## Problem details
Extract every line of the material that holds the string "Acceleration".

>> START Data lines

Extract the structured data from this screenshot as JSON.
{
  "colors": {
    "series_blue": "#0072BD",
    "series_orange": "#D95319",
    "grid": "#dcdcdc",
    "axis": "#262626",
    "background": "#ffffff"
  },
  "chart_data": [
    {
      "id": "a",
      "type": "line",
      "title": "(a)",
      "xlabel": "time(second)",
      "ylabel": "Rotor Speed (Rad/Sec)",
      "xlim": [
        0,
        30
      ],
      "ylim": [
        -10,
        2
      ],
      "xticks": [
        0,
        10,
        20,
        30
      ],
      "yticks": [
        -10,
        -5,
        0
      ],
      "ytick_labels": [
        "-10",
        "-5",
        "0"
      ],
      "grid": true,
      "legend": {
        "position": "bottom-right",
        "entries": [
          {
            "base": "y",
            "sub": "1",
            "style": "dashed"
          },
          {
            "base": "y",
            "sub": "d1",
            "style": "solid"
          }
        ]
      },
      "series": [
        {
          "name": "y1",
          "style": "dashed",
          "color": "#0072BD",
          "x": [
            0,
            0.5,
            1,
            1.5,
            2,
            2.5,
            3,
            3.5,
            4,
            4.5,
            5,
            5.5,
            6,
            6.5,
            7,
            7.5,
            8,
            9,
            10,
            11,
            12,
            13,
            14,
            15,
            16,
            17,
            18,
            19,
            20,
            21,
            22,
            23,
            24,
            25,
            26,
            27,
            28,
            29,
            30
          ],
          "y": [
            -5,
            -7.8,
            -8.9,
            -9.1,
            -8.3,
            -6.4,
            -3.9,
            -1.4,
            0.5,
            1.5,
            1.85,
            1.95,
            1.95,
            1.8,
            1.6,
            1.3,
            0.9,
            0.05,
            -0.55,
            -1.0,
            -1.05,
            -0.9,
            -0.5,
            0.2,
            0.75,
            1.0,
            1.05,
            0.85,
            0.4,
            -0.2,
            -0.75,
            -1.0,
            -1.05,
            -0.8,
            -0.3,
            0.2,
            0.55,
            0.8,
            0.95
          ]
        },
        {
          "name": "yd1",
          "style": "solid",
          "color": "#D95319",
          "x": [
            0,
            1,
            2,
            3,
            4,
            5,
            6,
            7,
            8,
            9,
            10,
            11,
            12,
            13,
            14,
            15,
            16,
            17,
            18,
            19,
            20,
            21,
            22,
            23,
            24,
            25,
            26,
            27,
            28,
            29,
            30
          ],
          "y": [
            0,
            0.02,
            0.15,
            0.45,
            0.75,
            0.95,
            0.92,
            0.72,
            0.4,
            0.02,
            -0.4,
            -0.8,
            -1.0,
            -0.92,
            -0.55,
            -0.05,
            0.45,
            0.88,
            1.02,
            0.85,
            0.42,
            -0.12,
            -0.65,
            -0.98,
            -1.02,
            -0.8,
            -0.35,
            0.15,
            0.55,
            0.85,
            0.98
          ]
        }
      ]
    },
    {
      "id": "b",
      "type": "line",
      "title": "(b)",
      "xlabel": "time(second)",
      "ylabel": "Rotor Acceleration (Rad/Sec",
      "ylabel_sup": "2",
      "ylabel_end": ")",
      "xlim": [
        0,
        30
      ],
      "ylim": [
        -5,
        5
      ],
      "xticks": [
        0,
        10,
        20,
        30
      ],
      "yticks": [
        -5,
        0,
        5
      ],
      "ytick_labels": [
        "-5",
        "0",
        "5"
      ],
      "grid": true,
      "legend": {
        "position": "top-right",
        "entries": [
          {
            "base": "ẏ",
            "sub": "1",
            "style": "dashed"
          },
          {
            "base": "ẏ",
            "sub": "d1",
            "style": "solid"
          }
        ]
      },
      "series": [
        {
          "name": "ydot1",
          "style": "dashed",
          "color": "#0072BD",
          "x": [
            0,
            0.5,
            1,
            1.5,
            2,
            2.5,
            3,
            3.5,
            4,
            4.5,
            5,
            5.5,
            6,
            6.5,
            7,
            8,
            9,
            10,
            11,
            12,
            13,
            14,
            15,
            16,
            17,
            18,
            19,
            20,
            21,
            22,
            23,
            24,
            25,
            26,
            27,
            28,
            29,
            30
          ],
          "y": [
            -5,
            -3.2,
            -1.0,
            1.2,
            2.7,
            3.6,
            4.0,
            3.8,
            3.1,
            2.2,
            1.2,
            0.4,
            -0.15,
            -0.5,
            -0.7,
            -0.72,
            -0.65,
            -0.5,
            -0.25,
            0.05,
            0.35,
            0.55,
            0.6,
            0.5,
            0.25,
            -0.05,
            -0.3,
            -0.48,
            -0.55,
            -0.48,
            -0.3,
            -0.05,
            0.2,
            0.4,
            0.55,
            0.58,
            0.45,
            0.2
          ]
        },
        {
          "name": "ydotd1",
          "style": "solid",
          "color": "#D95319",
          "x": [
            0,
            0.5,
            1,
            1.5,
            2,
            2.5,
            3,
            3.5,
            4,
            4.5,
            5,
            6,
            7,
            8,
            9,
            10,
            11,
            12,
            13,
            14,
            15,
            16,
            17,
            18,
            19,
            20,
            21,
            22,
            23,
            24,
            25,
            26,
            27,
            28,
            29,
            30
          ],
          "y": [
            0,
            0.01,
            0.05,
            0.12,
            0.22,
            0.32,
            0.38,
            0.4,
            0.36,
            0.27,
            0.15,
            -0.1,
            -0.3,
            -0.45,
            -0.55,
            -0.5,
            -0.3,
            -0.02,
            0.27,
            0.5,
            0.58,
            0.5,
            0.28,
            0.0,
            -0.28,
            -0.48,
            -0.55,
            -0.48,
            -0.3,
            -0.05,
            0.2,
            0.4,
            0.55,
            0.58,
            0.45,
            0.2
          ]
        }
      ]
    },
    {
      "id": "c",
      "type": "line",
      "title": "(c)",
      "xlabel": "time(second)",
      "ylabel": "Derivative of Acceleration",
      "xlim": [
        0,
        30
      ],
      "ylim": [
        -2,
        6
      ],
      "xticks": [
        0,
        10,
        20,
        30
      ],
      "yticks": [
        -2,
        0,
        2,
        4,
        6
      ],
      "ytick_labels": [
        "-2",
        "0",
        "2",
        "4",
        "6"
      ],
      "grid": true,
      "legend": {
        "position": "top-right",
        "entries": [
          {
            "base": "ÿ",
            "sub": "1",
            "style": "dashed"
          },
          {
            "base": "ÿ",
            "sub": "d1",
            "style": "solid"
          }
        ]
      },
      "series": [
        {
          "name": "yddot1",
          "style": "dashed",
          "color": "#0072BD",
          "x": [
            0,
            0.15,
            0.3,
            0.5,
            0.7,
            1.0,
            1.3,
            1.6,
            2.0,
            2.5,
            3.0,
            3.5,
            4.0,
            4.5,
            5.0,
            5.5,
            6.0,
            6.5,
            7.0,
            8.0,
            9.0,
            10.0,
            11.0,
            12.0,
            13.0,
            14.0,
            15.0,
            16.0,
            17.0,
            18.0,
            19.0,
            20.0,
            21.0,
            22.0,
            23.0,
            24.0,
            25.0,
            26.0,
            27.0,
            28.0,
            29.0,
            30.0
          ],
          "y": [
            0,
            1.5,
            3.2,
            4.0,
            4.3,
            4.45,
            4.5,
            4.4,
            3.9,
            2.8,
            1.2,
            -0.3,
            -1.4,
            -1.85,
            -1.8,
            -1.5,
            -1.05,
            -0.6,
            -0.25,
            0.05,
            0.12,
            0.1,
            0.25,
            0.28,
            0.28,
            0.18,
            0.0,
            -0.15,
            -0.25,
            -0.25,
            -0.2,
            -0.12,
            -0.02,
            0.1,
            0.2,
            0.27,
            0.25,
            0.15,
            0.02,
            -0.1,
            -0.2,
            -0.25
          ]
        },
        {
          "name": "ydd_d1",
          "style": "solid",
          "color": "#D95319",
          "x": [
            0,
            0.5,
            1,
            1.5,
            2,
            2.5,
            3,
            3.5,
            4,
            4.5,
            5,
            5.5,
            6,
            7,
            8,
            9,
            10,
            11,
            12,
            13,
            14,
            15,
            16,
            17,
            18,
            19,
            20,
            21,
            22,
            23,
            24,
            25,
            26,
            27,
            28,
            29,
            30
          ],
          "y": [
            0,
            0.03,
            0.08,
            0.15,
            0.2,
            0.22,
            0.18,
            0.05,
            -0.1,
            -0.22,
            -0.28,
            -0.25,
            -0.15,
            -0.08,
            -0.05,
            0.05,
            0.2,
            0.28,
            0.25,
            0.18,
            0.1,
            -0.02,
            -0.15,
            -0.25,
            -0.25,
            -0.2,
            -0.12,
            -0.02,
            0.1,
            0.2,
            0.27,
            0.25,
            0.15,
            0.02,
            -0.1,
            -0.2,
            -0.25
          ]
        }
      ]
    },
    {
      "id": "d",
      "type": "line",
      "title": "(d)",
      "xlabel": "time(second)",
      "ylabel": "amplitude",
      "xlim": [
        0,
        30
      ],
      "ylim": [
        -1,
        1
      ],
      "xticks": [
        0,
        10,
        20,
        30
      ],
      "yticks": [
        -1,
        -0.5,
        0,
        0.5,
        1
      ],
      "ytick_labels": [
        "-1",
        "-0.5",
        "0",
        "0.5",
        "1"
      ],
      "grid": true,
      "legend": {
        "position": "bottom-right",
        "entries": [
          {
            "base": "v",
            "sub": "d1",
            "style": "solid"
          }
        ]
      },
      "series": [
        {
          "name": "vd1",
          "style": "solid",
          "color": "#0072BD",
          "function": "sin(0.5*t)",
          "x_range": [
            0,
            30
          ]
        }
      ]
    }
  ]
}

>> END Data lines

## Answer to the task
      "ylabel": "Rotor Acceleration (Rad/Sec",
      "ylabel": "Derivative of Acceleration",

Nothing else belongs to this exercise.